What you will do:
Look through the records and report how many lines include the word "structure", with no other words.

++++++++++

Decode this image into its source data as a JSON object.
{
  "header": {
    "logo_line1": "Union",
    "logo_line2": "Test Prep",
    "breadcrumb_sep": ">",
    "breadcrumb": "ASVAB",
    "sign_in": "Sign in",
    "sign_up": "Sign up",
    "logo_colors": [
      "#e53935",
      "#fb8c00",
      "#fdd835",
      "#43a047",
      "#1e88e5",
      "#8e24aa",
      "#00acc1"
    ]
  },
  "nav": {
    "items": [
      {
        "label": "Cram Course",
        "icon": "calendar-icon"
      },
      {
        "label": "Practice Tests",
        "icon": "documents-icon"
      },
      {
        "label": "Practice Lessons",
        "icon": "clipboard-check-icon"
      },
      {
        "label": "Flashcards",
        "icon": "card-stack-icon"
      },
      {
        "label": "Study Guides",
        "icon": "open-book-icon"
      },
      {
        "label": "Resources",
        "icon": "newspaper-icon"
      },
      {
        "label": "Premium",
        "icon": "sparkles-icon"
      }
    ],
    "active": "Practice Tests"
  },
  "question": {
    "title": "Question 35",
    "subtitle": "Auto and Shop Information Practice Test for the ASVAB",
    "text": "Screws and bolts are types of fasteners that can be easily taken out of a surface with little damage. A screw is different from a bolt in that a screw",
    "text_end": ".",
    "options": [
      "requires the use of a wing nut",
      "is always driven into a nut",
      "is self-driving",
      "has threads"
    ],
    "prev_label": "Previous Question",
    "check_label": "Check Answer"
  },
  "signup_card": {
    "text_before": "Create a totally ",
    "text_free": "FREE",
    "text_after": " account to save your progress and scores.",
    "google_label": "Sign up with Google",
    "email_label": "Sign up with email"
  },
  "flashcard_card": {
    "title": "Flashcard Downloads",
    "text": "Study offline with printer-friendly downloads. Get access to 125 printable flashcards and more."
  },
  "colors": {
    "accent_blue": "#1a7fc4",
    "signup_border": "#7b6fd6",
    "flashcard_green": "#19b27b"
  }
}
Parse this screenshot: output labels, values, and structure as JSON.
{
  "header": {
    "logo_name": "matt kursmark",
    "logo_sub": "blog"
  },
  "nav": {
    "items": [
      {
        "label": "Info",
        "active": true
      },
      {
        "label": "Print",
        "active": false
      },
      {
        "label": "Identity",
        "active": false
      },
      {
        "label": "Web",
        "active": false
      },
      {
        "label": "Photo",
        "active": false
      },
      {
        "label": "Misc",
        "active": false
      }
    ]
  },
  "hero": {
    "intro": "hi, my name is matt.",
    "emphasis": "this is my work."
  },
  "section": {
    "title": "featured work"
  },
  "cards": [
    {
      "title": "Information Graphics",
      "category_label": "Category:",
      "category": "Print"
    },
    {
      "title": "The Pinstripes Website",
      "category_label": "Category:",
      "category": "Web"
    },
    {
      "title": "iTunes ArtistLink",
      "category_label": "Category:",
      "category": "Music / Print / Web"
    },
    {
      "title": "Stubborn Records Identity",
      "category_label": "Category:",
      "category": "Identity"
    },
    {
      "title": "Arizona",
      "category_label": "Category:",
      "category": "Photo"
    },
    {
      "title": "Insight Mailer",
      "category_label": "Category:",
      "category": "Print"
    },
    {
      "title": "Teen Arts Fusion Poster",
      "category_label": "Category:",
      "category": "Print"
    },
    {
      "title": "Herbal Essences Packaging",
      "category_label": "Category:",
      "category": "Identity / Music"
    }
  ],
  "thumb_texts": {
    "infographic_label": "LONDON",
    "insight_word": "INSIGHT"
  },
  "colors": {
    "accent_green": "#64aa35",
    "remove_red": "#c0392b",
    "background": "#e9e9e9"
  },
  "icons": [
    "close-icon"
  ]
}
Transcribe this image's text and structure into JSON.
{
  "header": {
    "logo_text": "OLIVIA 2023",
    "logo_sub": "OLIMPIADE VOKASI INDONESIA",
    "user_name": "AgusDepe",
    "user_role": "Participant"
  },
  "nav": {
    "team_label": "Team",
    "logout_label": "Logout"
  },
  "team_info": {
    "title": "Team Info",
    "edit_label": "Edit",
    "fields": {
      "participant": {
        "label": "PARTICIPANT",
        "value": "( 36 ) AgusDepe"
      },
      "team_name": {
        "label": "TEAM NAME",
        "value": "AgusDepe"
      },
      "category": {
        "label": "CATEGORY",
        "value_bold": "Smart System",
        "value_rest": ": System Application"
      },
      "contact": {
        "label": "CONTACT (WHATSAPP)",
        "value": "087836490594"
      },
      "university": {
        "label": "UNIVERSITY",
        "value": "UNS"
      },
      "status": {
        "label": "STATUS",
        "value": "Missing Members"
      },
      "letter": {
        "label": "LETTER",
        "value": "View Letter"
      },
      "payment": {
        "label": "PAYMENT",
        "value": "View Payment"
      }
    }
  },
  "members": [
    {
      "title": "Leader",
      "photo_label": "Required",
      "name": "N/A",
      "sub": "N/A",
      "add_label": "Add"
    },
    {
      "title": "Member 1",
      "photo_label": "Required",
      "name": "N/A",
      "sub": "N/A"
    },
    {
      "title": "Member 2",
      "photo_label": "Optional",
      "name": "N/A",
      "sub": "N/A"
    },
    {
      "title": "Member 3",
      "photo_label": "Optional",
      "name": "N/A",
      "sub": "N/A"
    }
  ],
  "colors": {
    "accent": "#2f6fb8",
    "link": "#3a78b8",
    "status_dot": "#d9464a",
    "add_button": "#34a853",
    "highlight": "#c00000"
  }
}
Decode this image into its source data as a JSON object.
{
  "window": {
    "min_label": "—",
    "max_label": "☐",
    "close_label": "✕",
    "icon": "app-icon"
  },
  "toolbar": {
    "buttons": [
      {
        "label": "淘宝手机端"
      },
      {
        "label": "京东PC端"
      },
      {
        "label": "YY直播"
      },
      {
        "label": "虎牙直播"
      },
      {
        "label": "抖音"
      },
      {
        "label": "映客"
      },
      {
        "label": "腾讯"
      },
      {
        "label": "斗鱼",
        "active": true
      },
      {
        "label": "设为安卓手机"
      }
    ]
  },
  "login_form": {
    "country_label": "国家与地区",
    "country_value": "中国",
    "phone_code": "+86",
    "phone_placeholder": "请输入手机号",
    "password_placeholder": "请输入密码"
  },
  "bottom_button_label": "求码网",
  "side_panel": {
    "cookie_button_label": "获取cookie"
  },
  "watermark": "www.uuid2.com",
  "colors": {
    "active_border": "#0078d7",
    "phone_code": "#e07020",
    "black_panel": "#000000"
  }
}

++++++++++

Written reply:
2